[Material for the task]
##########

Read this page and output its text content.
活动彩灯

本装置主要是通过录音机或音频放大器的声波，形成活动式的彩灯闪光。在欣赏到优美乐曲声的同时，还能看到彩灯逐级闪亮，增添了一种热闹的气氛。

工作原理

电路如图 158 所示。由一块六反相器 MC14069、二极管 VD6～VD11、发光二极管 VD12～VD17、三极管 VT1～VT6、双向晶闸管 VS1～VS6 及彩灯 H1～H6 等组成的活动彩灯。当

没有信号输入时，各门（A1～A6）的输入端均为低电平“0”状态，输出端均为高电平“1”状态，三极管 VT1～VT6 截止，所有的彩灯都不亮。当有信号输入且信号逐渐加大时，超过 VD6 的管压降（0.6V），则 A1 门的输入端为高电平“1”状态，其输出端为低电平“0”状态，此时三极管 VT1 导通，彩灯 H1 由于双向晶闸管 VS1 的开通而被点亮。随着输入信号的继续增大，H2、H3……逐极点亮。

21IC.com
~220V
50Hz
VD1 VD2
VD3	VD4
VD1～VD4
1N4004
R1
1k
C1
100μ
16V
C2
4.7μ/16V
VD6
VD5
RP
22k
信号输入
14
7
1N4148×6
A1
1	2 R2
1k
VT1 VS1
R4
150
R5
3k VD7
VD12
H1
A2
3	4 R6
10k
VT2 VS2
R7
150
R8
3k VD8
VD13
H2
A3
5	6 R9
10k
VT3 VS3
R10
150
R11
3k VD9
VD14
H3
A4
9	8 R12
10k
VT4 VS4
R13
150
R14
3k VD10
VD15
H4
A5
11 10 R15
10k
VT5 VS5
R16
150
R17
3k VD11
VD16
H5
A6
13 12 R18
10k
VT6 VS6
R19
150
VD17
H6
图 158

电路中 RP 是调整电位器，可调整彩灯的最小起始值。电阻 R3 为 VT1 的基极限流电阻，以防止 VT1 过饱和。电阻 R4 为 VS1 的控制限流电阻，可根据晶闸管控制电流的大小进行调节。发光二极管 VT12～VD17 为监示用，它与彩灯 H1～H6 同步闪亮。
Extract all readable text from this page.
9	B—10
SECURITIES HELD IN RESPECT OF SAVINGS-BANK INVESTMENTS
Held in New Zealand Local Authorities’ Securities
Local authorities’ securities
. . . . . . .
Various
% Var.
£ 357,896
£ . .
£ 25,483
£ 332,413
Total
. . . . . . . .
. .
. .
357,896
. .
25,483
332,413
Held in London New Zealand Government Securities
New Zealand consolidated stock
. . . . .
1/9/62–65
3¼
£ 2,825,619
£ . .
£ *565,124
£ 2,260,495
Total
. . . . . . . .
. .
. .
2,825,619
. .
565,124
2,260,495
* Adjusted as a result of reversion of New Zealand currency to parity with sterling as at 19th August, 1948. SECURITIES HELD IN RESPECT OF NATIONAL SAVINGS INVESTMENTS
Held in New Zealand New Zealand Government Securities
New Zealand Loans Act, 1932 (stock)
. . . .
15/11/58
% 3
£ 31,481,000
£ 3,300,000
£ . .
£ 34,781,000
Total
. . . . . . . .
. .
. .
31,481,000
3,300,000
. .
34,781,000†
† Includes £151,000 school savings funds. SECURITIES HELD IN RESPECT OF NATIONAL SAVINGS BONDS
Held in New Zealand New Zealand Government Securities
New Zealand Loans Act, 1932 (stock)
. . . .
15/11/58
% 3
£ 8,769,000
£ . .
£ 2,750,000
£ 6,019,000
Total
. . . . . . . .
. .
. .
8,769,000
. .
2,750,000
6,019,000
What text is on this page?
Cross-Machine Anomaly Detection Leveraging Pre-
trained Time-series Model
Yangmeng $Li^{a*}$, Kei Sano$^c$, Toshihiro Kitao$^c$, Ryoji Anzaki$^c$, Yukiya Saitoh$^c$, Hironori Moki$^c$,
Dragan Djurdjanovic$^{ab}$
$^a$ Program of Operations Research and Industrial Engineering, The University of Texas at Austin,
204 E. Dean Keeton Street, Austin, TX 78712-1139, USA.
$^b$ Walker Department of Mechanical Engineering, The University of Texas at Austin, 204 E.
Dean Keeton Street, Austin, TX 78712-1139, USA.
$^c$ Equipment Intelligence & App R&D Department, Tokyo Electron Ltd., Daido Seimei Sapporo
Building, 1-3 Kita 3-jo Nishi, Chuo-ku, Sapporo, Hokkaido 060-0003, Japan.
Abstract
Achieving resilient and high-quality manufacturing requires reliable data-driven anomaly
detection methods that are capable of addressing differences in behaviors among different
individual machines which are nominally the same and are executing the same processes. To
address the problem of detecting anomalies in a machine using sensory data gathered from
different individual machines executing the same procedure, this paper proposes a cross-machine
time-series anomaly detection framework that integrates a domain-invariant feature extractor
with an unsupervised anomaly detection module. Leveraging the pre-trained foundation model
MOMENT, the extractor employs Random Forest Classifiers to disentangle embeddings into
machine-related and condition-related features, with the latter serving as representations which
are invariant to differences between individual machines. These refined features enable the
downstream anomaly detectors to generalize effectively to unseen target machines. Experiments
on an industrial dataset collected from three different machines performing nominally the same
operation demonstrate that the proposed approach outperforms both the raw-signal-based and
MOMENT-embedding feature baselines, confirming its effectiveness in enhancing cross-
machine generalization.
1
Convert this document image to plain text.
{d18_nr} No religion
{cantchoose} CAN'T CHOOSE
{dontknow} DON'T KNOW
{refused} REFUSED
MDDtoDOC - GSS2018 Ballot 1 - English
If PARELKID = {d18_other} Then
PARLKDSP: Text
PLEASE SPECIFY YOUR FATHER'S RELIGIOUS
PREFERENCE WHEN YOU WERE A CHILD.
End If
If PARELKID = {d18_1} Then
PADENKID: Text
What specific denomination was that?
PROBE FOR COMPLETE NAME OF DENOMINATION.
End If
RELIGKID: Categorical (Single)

##########

Extract every line above exactly as it stands.

Read this page and output its text content.
活动彩灯

本装置主要是通过录音机或音频放大器的声波，形成活动式的彩灯闪光。在欣赏到优美乐曲声的同时，还能看到彩灯逐级闪亮，增添了一种热闹的气氛。

工作原理

电路如图 158 所示。由一块六反相器 MC14069、二极管 VD6～VD11、发光二极管 VD12～VD17、三极管 VT1～VT6、双向晶闸管 VS1～VS6 及彩灯 H1～H6 等组成的活动彩灯。当

没有信号输入时，各门（A1～A6）的输入端均为低电平“0”状态，输出端均为高电平“1”状态，三极管 VT1～VT6 截止，所有的彩灯都不亮。当有信号输入且信号逐渐加大时，超过 VD6 的管压降（0.6V），则 A1 门的输入端为高电平“1”状态，其输出端为低电平“0”状态，此时三极管 VT1 导通，彩灯 H1 由于双向晶闸管 VS1 的开通而被点亮。随着输入信号的继续增大，H2、H3……逐极点亮。

21IC.com
~220V
50Hz
VD1 VD2
VD3	VD4
VD1～VD4
1N4004
R1
1k
C1
100μ
16V
C2
4.7μ/16V
VD6
VD5
RP
22k
信号输入
14
7
1N4148×6
A1
1	2 R2
1k
VT1 VS1
R4
150
R5
3k VD7
VD12
H1
A2
3	4 R6
10k
VT2 VS2
R7
150
R8
3k VD8
VD13
H2
A3
5	6 R9
10k
VT3 VS3
R10
150
R11
3k VD9
VD14
H3
A4
9	8 R12
10k
VT4 VS4
R13
150
R14
3k VD10
VD15
H4
A5
11 10 R15
10k
VT5 VS5
R16
150
R17
3k VD11
VD16
H5
A6
13 12 R18
10k
VT6 VS6
R19
150
VD17
H6
图 158

电路中 RP 是调整电位器，可调整彩灯的最小起始值。电阻 R3 为 VT1 的基极限流电阻，以防止 VT1 过饱和。电阻 R4 为 VS1 的控制限流电阻，可根据晶闸管控制电流的大小进行调节。发光二极管 VT12～VD17 为监示用，它与彩灯 H1～H6 同步闪亮。
Extract all readable text from this page.
9	B—10
SECURITIES HELD IN RESPECT OF SAVINGS-BANK INVESTMENTS
Held in New Zealand Local Authorities’ Securities
Local authorities’ securities
. . . . . . .
Various
% Var.
£ 357,896
£ . .
£ 25,483
£ 332,413
Total
. . . . . . . .
. .
. .
357,896
. .
25,483
332,413
Held in London New Zealand Government Securities
New Zealand consolidated stock
. . . . .
1/9/62–65
3¼
£ 2,825,619
£ . .
£ *565,124
£ 2,260,495
Total
. . . . . . . .
. .
. .
2,825,619
. .
565,124
2,260,495
* Adjusted as a result of reversion of New Zealand currency to parity with sterling as at 19th August, 1948. SECURITIES HELD IN RESPECT OF NATIONAL SAVINGS INVESTMENTS
Held in New Zealand New Zealand Government Securities
New Zealand Loans Act, 1932 (stock)
. . . .
15/11/58
% 3
£ 31,481,000
£ 3,300,000
£ . .
£ 34,781,000
Total
. . . . . . . .
. .
. .
31,481,000
3,300,000
. .
34,781,000†
† Includes £151,000 school savings funds. SECURITIES HELD IN RESPECT OF NATIONAL SAVINGS BONDS
Held in New Zealand New Zealand Government Securities
New Zealand Loans Act, 1932 (stock)
. . . .
15/11/58
% 3
£ 8,769,000
£ . .
£ 2,750,000
£ 6,019,000
Total
. . . . . . . .
. .
. .
8,769,000
. .
2,750,000
6,019,000
What text is on this page?
Cross-Machine Anomaly Detection Leveraging Pre-
trained Time-series Model
Yangmeng $Li^{a*}$, Kei Sano$^c$, Toshihiro Kitao$^c$, Ryoji Anzaki$^c$, Yukiya Saitoh$^c$, Hironori Moki$^c$,
Dragan Djurdjanovic$^{ab}$
$^a$ Program of Operations Research and Industrial Engineering, The University of Texas at Austin,
204 E. Dean Keeton Street, Austin, TX 78712-1139, USA.
$^b$ Walker Department of Mechanical Engineering, The University of Texas at Austin, 204 E.
Dean Keeton Street, Austin, TX 78712-1139, USA.
$^c$ Equipment Intelligence & App R&D Department, Tokyo Electron Ltd., Daido Seimei Sapporo
Building, 1-3 Kita 3-jo Nishi, Chuo-ku, Sapporo, Hokkaido 060-0003, Japan.
Abstract
Achieving resilient and high-quality manufacturing requires reliable data-driven anomaly
detection methods that are capable of addressing differences in behaviors among different
individual machines which are nominally the same and are executing the same processes. To
address the problem of detecting anomalies in a machine using sensory data gathered from
different individual machines executing the same procedure, this paper proposes a cross-machine
time-series anomaly detection framework that integrates a domain-invariant feature extractor
with an unsupervised anomaly detection module. Leveraging the pre-trained foundation model
MOMENT, the extractor employs Random Forest Classifiers to disentangle embeddings into
machine-related and condition-related features, with the latter serving as representations which
are invariant to differences between individual machines. These refined features enable the
downstream anomaly detectors to generalize effectively to unseen target machines. Experiments
on an industrial dataset collected from three different machines performing nominally the same
operation demonstrate that the proposed approach outperforms both the raw-signal-based and
MOMENT-embedding feature baselines, confirming its effectiveness in enhancing cross-
machine generalization.
1
Convert this document image to plain text.
{d18_nr} No religion
{cantchoose} CAN'T CHOOSE
{dontknow} DON'T KNOW
{refused} REFUSED
MDDtoDOC - GSS2018 Ballot 1 - English
If PARELKID = {d18_other} Then
PARLKDSP: Text
PLEASE SPECIFY YOUR FATHER'S RELIGIOUS
PREFERENCE WHEN YOU WERE A CHILD.
End If
If PARELKID = {d18_1} Then
PADENKID: Text
What specific denomination was that?
PROBE FOR COMPLETE NAME OF DENOMINATION.
End If
RELIGKID: Categorical (Single)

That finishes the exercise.